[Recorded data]
________________________
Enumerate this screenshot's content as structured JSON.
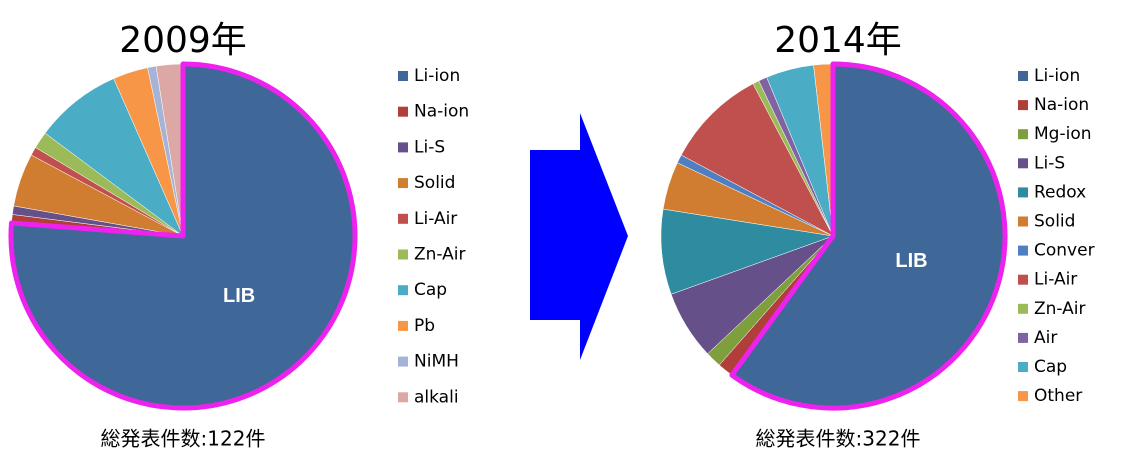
{
  "chart_data": [
    {
      "type": "pie",
      "title": "2009年",
      "label": "LIB",
      "note": "総発表件数:122件",
      "highlight_color": "#ee22ee",
      "categories": [
        "Li-ion",
        "Na-ion",
        "Li-S",
        "Solid",
        "Li-Air",
        "Zn-Air",
        "Cap",
        "Pb",
        "NiMH",
        "alkali"
      ],
      "values": [
        76.2,
        0.8,
        0.8,
        5.0,
        0.8,
        1.6,
        8.2,
        3.3,
        0.8,
        2.5
      ],
      "colors": [
        "#3f6797",
        "#b03f3a",
        "#66508a",
        "#d07c31",
        "#c0504d",
        "#9bbb59",
        "#4bacc6",
        "#f79646",
        "#a5b3d6",
        "#dba8a6"
      ]
    },
    {
      "type": "pie",
      "title": "2014年",
      "label": "LIB",
      "note": "総発表件数:322件",
      "highlight_color": "#ee22ee",
      "categories": [
        "Li-ion",
        "Na-ion",
        "Mg-ion",
        "Li-S",
        "Redox",
        "Solid",
        "Conver",
        "Li-Air",
        "Zn-Air",
        "Air",
        "Cap",
        "Other"
      ],
      "values": [
        60,
        1.5,
        1.5,
        6.5,
        8,
        4.5,
        0.8,
        9.5,
        0.6,
        0.8,
        4.5,
        1.8
      ],
      "colors": [
        "#3f6797",
        "#b03f3a",
        "#7f9e3e",
        "#66508a",
        "#2f8ba0",
        "#d07c31",
        "#4f7fc0",
        "#c0504d",
        "#9bbb59",
        "#8064a2",
        "#4bacc6",
        "#f79646"
      ]
    }
  ]
}
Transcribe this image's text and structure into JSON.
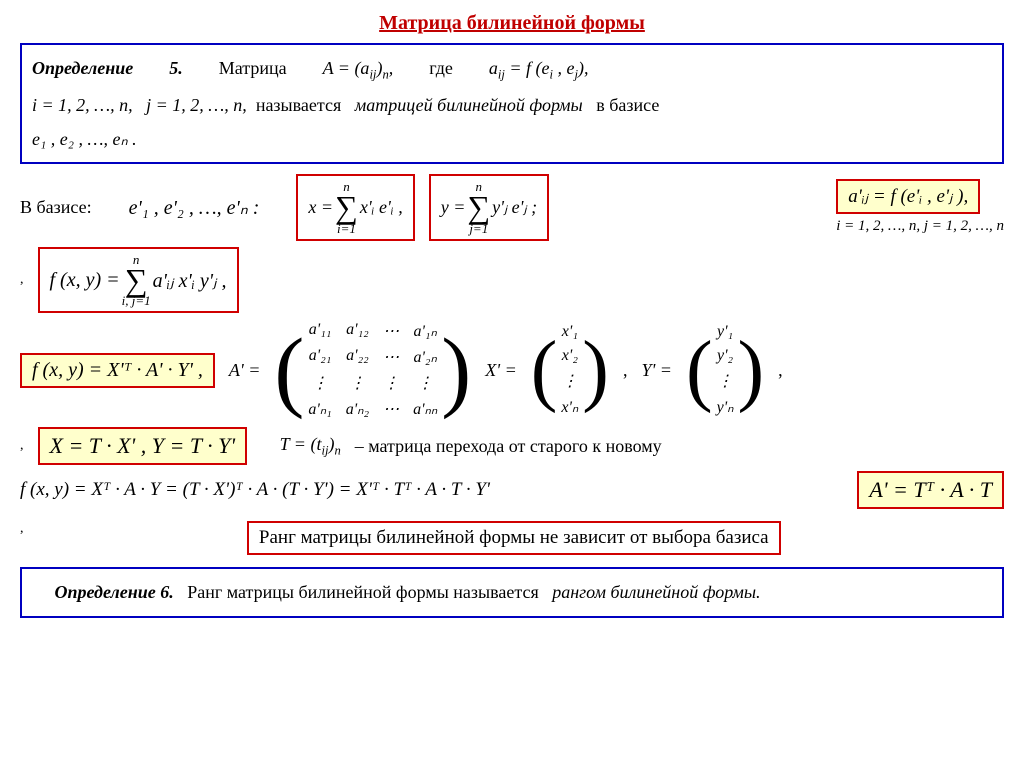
{
  "title": "Матрица билинейной формы",
  "def5": {
    "label": "Определение",
    "num": "5.",
    "word_matrix": "Матрица",
    "A_eq": "A = (a",
    "A_sub": "ij",
    "A_close": ")",
    "A_n": "n",
    "comma": ",",
    "where": "где",
    "aij_eq": "a",
    "aij_sub": "ij",
    "eq_f": " = f (e",
    "ei": "i",
    "sep": " , e",
    "ej": "j",
    "close": "),",
    "line2_i": "i = 1, 2, …, n,",
    "line2_j": "j = 1, 2, …, n,",
    "called": "называется",
    "matrix_bilinear": "матрицей билинейной формы",
    "in_basis": "в базисе",
    "basis_e": "e₁ , e₂ , …, eₙ ."
  },
  "in_basis_label": "В базисе:",
  "basis_prime": "e'₁ , e'₂ , …, e'ₙ :",
  "x_sum": {
    "lhs": "x =",
    "top": "n",
    "bot": "i=1",
    "body": "x'ᵢ e'ᵢ ,"
  },
  "y_sum": {
    "lhs": "y =",
    "top": "n",
    "bot": "j=1",
    "body": "y'ⱼ e'ⱼ ;"
  },
  "aij_prime": "a'ᵢⱼ = f (e'ᵢ , e'ⱼ ),",
  "ij_range": "i = 1, 2, …, n,   j = 1, 2, …, n",
  "fxy_sum": {
    "lhs": "f (x, y) =",
    "top": "n",
    "bot": "i, j=1",
    "body": "a'ᵢⱼ x'ᵢ y'ⱼ ,"
  },
  "fxy_matrix": "f (x, y) = X'ᵀ · A' · Y' ,",
  "A_prime_label": "A' =",
  "X_prime_label": "X' =",
  "Y_prime_label": "Y' =",
  "matrix_A": {
    "r1": [
      "a'₁₁",
      "a'₁₂",
      "⋯",
      "a'₁ₙ"
    ],
    "r2": [
      "a'₂₁",
      "a'₂₂",
      "⋯",
      "a'₂ₙ"
    ],
    "r3": [
      "⋮",
      "⋮",
      "⋮",
      "⋮"
    ],
    "r4": [
      "a'ₙ₁",
      "a'ₙ₂",
      "⋯",
      "a'ₙₙ"
    ]
  },
  "vec_X": [
    "x'₁",
    "x'₂",
    "⋮",
    "x'ₙ"
  ],
  "vec_Y": [
    "y'₁",
    "y'₂",
    "⋮",
    "y'ₙ"
  ],
  "transform": "X = T · X' , Y = T · Y'",
  "T_def_pre": "T = (t",
  "T_def_sub": "ij",
  "T_def_close": ")",
  "T_def_n": "n",
  "T_desc": " – матрица перехода от старого к новому",
  "chain": "f (x, y) = Xᵀ · A · Y = (T · X')ᵀ · A · (T · Y') = X'ᵀ · Tᵀ · A · T · Y'",
  "result": "A' = Tᵀ · A · T",
  "rank_statement": "Ранг матрицы билинейной формы не зависит от выбора базиса",
  "def6": {
    "label": "Определение 6.",
    "text1": "Ранг матрицы билинейной формы называется",
    "text2": "рангом билинейной формы."
  },
  "colors": {
    "title": "#c00000",
    "blue_border": "#0000c0",
    "red_border": "#d00000",
    "yellow_bg": "#ffffcc"
  }
}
________________________
Your task is to copy the entries in full and exactly, without any images.

§ **THE REPLY**
Enumerate this screenshot's content as structured JSON.
{
  "chart_data": [
    {
      "type": "pie",
      "title": "2009年",
      "label": "LIB",
      "note": "総発表件数:122件",
      "highlight_color": "#ee22ee",
      "categories": [
        "Li-ion",
        "Na-ion",
        "Li-S",
        "Solid",
        "Li-Air",
        "Zn-Air",
        "Cap",
        "Pb",
        "NiMH",
        "alkali"
      ],
      "values": [
        76.2,
        0.8,
        0.8,
        5.0,
        0.8,
        1.6,
        8.2,
        3.3,
        0.8,
        2.5
      ],
      "colors": [
        "#3f6797",
        "#b03f3a",
        "#66508a",
        "#d07c31",
        "#c0504d",
        "#9bbb59",
        "#4bacc6",
        "#f79646",
        "#a5b3d6",
        "#dba8a6"
      ]
    },
    {
      "type": "pie",
      "title": "2014年",
      "label": "LIB",
      "note": "総発表件数:322件",
      "highlight_color": "#ee22ee",
      "categories": [
        "Li-ion",
        "Na-ion",
        "Mg-ion",
        "Li-S",
        "Redox",
        "Solid",
        "Conver",
        "Li-Air",
        "Zn-Air",
        "Air",
        "Cap",
        "Other"
      ],
      "values": [
        60,
        1.5,
        1.5,
        6.5,
        8,
        4.5,
        0.8,
        9.5,
        0.6,
        0.8,
        4.5,
        1.8
      ],
      "colors": [
        "#3f6797",
        "#b03f3a",
        "#7f9e3e",
        "#66508a",
        "#2f8ba0",
        "#d07c31",
        "#4f7fc0",
        "#c0504d",
        "#9bbb59",
        "#8064a2",
        "#4bacc6",
        "#f79646"
      ]
    }
  ]
}
Transcribe this image's text and structure into JSON.
{
  "title": "Матрица билинейной формы",
  "def5": {
    "label": "Определение",
    "num": "5.",
    "word_matrix": "Матрица",
    "A_eq": "A = (a",
    "A_sub": "ij",
    "A_close": ")",
    "A_n": "n",
    "comma": ",",
    "where": "где",
    "aij_eq": "a",
    "aij_sub": "ij",
    "eq_f": " = f (e",
    "ei": "i",
    "sep": " , e",
    "ej": "j",
    "close": "),",
    "line2_i": "i = 1, 2, …, n,",
    "line2_j": "j = 1, 2, …, n,",
    "called": "называется",
    "matrix_bilinear": "матрицей билинейной формы",
    "in_basis": "в базисе",
    "basis_e": "e₁ , e₂ , …, eₙ ."
  },
  "in_basis_label": "В базисе:",
  "basis_prime": "e'₁ , e'₂ , …, e'ₙ :",
  "x_sum": {
    "lhs": "x =",
    "top": "n",
    "bot": "i=1",
    "body": "x'ᵢ e'ᵢ ,"
  },
  "y_sum": {
    "lhs": "y =",
    "top": "n",
    "bot": "j=1",
    "body": "y'ⱼ e'ⱼ ;"
  },
  "aij_prime": "a'ᵢⱼ = f (e'ᵢ , e'ⱼ ),",
  "ij_range": "i = 1, 2, …, n,   j = 1, 2, …, n",
  "fxy_sum": {
    "lhs": "f (x, y) =",
    "top": "n",
    "bot": "i, j=1",
    "body": "a'ᵢⱼ x'ᵢ y'ⱼ ,"
  },
  "fxy_matrix": "f (x, y) = X'ᵀ · A' · Y' ,",
  "A_prime_label": "A' =",
  "X_prime_label": "X' =",
  "Y_prime_label": "Y' =",
  "matrix_A": {
    "r1": [
      "a'₁₁",
      "a'₁₂",
      "⋯",
      "a'₁ₙ"
    ],
    "r2": [
      "a'₂₁",
      "a'₂₂",
      "⋯",
      "a'₂ₙ"
    ],
    "r3": [
      "⋮",
      "⋮",
      "⋮",
      "⋮"
    ],
    "r4": [
      "a'ₙ₁",
      "a'ₙ₂",
      "⋯",
      "a'ₙₙ"
    ]
  },
  "vec_X": [
    "x'₁",
    "x'₂",
    "⋮",
    "x'ₙ"
  ],
  "vec_Y": [
    "y'₁",
    "y'₂",
    "⋮",
    "y'ₙ"
  ],
  "transform": "X = T · X' , Y = T · Y'",
  "T_def_pre": "T = (t",
  "T_def_sub": "ij",
  "T_def_close": ")",
  "T_def_n": "n",
  "T_desc": " – матрица перехода от старого к новому",
  "chain": "f (x, y) = Xᵀ · A · Y = (T · X')ᵀ · A · (T · Y') = X'ᵀ · Tᵀ · A · T · Y'",
  "result": "A' = Tᵀ · A · T",
  "rank_statement": "Ранг матрицы билинейной формы не зависит от выбора базиса",
  "def6": {
    "label": "Определение 6.",
    "text1": "Ранг матрицы билинейной формы называется",
    "text2": "рангом билинейной формы."
  },
  "colors": {
    "title": "#c00000",
    "blue_border": "#0000c0",
    "red_border": "#d00000",
    "yellow_bg": "#ffffcc"
  }
}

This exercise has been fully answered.